───── LISTED ENTRIES

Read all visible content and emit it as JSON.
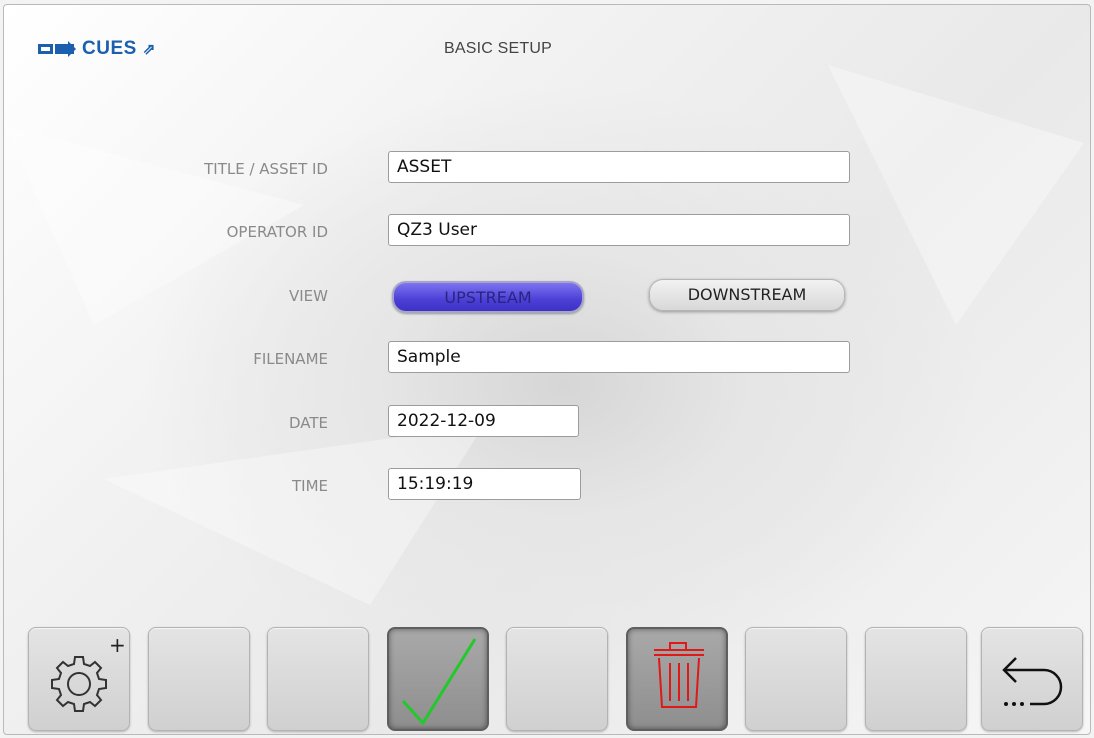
{
  "header": {
    "brand": "CUES",
    "brand_arrow": "⇗",
    "title": "BASIC SETUP"
  },
  "form": {
    "title_label": "TITLE / ASSET ID",
    "title_value": "ASSET",
    "operator_label": "OPERATOR ID",
    "operator_value": "QZ3 User",
    "view_label": "VIEW",
    "view_options": [
      "UPSTREAM",
      "DOWNSTREAM"
    ],
    "view_selected": "UPSTREAM",
    "filename_label": "FILENAME",
    "filename_value": "Sample",
    "date_label": "DATE",
    "date_value": "2022-12-09",
    "time_label": "TIME",
    "time_value": "15:19:19"
  },
  "toolbar": {
    "buttons": [
      {
        "name": "settings-plus",
        "icon": "gear-plus-icon"
      },
      {
        "name": "empty-1",
        "icon": ""
      },
      {
        "name": "empty-2",
        "icon": ""
      },
      {
        "name": "confirm",
        "icon": "checkmark-icon",
        "color": "#21c92a"
      },
      {
        "name": "empty-3",
        "icon": ""
      },
      {
        "name": "delete",
        "icon": "trash-icon",
        "color": "#e01818"
      },
      {
        "name": "empty-4",
        "icon": ""
      },
      {
        "name": "empty-5",
        "icon": ""
      },
      {
        "name": "back",
        "icon": "return-arrow-icon"
      }
    ]
  },
  "colors": {
    "brand": "#1c5fae",
    "toggle_on": "#4b3fd6"
  }
}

──────────

Retype each record exactly as it stands, but do not include the pictures.

RESPONSE BELOW:
Read all visible content and emit it as JSON.
{
  "header": {
    "brand": "CUES",
    "brand_arrow": "⇗",
    "title": "BASIC SETUP"
  },
  "form": {
    "title_label": "TITLE / ASSET ID",
    "title_value": "ASSET",
    "operator_label": "OPERATOR ID",
    "operator_value": "QZ3 User",
    "view_label": "VIEW",
    "view_options": [
      "UPSTREAM",
      "DOWNSTREAM"
    ],
    "view_selected": "UPSTREAM",
    "filename_label": "FILENAME",
    "filename_value": "Sample",
    "date_label": "DATE",
    "date_value": "2022-12-09",
    "time_label": "TIME",
    "time_value": "15:19:19"
  },
  "toolbar": {
    "buttons": [
      {
        "name": "settings-plus",
        "icon": "gear-plus-icon"
      },
      {
        "name": "empty-1",
        "icon": ""
      },
      {
        "name": "empty-2",
        "icon": ""
      },
      {
        "name": "confirm",
        "icon": "checkmark-icon",
        "color": "#21c92a"
      },
      {
        "name": "empty-3",
        "icon": ""
      },
      {
        "name": "delete",
        "icon": "trash-icon",
        "color": "#e01818"
      },
      {
        "name": "empty-4",
        "icon": ""
      },
      {
        "name": "empty-5",
        "icon": ""
      },
      {
        "name": "back",
        "icon": "return-arrow-icon"
      }
    ]
  },
  "colors": {
    "brand": "#1c5fae",
    "toggle_on": "#4b3fd6"
  }
}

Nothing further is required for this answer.